◆ PROVIDED MATERIAL ◆

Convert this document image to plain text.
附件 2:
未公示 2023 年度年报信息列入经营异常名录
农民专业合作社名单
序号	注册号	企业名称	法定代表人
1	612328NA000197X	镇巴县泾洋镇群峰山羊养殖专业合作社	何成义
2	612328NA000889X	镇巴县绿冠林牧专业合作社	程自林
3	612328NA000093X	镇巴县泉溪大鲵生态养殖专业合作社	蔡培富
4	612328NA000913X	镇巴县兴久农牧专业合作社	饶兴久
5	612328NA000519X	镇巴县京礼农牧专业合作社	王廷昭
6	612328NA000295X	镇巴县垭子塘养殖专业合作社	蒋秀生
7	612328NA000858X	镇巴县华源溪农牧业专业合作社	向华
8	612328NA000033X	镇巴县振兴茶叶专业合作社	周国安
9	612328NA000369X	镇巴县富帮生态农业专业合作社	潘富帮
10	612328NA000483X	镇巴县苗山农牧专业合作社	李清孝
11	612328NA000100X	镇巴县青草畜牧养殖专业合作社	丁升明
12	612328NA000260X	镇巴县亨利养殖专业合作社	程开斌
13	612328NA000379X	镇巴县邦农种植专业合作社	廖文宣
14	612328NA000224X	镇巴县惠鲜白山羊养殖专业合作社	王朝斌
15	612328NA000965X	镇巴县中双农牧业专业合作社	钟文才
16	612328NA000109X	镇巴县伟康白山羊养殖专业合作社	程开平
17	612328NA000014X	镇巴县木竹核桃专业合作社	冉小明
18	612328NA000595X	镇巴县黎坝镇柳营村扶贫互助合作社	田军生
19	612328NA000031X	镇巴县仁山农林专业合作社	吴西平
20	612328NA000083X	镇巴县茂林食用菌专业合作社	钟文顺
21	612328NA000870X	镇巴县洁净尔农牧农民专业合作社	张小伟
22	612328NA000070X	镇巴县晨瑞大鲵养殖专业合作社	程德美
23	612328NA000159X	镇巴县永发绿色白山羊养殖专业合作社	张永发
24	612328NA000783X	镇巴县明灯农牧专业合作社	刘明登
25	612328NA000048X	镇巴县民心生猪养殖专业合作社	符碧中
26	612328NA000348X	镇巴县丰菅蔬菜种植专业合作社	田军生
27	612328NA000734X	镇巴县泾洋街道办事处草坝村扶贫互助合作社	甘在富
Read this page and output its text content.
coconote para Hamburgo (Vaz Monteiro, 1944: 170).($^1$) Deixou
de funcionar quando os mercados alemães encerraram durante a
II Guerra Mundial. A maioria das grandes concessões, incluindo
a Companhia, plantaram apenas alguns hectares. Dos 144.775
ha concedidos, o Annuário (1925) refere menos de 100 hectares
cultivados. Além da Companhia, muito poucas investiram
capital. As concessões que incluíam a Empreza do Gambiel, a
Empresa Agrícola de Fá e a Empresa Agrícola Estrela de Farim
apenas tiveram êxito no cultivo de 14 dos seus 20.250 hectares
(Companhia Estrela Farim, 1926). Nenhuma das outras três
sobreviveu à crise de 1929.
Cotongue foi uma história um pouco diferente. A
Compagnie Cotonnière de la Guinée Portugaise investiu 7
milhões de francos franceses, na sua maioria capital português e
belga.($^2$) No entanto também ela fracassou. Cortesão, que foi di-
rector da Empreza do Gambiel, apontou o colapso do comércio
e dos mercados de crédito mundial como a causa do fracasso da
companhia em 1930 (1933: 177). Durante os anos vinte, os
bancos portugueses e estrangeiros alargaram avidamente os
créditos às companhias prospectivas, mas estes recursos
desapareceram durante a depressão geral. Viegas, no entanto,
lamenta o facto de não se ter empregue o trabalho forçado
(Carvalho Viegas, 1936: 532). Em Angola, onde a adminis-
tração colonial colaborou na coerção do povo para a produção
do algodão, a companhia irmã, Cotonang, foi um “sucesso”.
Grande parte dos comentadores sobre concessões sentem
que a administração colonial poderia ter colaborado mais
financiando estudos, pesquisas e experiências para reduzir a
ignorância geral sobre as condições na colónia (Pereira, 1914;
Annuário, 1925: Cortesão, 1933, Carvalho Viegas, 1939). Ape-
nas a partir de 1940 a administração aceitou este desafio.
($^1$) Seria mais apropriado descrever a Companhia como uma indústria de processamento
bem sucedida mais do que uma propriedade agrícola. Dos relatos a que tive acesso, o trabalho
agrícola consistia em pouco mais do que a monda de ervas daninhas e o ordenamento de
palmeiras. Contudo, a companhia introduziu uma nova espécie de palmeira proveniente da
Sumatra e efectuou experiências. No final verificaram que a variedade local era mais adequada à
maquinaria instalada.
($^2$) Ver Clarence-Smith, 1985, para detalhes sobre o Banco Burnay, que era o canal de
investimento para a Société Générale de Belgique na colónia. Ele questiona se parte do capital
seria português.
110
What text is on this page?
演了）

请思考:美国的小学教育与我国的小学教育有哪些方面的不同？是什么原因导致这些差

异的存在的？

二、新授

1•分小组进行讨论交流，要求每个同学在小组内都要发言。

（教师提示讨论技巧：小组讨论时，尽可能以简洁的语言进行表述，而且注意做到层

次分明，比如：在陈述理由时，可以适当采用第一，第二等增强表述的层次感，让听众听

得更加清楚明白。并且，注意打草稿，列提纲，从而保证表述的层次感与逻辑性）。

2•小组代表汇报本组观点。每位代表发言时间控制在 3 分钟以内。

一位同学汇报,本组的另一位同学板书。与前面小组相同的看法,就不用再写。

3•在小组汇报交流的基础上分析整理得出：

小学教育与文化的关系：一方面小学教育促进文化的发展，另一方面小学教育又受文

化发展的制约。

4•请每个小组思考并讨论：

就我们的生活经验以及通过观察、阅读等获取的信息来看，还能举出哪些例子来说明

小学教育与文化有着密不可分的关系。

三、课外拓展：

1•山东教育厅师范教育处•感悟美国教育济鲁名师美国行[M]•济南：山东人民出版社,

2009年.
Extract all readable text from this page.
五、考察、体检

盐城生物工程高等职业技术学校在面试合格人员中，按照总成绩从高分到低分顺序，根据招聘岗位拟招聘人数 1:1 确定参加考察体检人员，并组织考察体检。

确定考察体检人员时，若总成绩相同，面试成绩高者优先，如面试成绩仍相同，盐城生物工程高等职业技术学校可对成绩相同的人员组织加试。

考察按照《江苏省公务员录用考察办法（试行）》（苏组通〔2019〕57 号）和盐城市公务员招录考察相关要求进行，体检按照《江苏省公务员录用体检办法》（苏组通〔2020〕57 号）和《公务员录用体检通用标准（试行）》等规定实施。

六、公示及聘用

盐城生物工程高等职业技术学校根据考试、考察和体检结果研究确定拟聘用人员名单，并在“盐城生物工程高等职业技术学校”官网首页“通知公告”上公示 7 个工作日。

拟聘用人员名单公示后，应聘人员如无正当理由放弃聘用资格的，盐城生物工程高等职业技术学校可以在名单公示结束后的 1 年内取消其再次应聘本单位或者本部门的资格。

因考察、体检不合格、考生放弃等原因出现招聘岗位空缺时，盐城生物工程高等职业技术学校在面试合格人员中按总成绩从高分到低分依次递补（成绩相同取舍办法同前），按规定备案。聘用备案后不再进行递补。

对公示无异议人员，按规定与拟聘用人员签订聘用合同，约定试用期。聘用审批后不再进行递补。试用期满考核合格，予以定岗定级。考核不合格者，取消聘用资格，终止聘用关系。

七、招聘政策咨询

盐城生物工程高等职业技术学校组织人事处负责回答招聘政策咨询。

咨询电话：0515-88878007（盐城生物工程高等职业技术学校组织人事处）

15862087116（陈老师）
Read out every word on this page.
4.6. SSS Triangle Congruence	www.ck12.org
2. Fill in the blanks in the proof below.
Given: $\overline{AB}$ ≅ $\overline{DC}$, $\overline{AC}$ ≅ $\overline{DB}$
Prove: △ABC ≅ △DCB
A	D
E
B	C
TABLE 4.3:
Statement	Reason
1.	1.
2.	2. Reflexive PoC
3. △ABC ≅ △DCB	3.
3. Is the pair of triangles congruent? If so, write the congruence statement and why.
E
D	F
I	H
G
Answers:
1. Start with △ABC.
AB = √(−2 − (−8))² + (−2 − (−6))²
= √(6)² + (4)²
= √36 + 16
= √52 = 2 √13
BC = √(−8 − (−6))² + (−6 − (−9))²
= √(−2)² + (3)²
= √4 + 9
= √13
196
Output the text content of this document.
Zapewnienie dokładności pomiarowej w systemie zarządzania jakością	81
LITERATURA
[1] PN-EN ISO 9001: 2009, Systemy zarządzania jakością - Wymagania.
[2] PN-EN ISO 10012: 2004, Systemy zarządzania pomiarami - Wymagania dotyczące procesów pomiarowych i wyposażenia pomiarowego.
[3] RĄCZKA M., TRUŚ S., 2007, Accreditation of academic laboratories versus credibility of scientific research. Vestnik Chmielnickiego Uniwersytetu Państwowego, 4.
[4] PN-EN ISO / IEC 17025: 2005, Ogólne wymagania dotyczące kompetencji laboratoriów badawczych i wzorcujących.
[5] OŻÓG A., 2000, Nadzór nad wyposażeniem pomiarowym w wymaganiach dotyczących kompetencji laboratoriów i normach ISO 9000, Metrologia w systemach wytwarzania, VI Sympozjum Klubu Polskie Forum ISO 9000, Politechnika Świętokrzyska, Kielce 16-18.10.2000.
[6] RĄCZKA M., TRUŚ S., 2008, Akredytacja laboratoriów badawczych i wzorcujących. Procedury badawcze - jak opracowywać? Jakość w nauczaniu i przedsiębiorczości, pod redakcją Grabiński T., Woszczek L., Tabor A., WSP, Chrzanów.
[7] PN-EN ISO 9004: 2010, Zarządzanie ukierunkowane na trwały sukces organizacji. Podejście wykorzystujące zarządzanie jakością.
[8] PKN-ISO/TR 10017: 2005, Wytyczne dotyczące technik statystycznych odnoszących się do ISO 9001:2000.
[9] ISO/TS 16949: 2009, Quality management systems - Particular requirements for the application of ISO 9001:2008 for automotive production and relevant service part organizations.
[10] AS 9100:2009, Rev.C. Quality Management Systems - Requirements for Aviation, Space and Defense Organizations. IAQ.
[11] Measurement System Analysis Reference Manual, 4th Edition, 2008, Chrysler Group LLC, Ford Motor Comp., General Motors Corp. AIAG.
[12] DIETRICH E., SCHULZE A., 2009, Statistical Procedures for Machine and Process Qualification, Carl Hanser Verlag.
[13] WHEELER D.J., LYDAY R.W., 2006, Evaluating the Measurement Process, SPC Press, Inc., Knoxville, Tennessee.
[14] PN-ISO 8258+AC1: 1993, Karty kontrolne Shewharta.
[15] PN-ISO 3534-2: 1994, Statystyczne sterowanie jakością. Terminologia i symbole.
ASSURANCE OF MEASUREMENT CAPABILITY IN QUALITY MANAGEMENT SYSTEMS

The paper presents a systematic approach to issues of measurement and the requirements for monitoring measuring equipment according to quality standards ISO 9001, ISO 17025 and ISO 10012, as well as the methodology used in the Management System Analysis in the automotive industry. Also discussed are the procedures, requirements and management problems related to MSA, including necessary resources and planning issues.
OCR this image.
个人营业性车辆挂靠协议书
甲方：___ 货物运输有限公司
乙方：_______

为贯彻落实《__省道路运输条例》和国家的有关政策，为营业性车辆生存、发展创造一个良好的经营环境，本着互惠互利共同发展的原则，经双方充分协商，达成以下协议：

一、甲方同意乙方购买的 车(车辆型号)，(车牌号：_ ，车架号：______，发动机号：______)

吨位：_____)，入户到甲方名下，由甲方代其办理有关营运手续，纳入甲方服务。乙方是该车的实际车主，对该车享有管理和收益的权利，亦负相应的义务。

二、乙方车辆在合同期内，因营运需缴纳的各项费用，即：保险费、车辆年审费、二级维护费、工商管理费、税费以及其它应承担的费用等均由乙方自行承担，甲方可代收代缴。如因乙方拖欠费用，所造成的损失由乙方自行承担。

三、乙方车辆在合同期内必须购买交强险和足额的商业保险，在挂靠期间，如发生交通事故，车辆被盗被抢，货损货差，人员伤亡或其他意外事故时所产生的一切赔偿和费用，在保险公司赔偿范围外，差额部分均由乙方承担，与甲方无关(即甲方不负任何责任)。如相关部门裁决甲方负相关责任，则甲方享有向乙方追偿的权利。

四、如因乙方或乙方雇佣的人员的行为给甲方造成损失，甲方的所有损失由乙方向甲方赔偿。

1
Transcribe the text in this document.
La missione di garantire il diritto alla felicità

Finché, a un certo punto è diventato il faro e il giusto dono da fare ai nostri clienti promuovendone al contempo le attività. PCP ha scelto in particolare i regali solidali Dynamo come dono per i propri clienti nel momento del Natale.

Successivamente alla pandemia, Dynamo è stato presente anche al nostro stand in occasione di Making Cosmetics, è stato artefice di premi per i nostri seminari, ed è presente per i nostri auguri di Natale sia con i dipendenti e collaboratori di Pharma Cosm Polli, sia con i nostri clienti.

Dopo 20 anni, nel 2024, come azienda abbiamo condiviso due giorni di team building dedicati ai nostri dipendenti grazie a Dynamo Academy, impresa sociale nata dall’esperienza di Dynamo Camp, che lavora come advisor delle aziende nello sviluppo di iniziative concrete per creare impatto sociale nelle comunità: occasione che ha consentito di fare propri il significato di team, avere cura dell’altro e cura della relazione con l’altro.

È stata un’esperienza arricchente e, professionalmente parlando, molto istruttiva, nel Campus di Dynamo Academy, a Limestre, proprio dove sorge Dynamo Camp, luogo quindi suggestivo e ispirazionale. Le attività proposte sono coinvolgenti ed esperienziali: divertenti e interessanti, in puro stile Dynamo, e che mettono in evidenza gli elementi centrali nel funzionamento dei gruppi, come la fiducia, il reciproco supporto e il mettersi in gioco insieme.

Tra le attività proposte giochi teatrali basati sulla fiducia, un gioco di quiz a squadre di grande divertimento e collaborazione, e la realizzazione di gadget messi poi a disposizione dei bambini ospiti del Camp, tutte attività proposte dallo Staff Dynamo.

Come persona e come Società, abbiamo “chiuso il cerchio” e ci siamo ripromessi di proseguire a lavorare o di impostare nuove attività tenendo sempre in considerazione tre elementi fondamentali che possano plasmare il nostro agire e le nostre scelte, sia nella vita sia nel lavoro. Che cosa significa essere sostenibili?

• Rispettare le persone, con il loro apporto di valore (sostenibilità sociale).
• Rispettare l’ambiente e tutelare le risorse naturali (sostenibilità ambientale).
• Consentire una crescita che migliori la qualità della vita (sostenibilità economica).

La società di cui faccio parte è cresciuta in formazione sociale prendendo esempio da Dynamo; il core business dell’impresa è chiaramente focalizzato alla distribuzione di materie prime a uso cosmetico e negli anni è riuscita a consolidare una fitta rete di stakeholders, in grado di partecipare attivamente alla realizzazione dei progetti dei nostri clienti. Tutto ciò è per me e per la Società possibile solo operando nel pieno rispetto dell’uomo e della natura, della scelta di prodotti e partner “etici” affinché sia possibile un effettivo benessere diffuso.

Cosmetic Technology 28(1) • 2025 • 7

◆ STATED PROBLEM ◆
Write down only the number of lines that contain the string "sostenibilità" in the listing.

◆ SOLVED PROBLEM ◆
3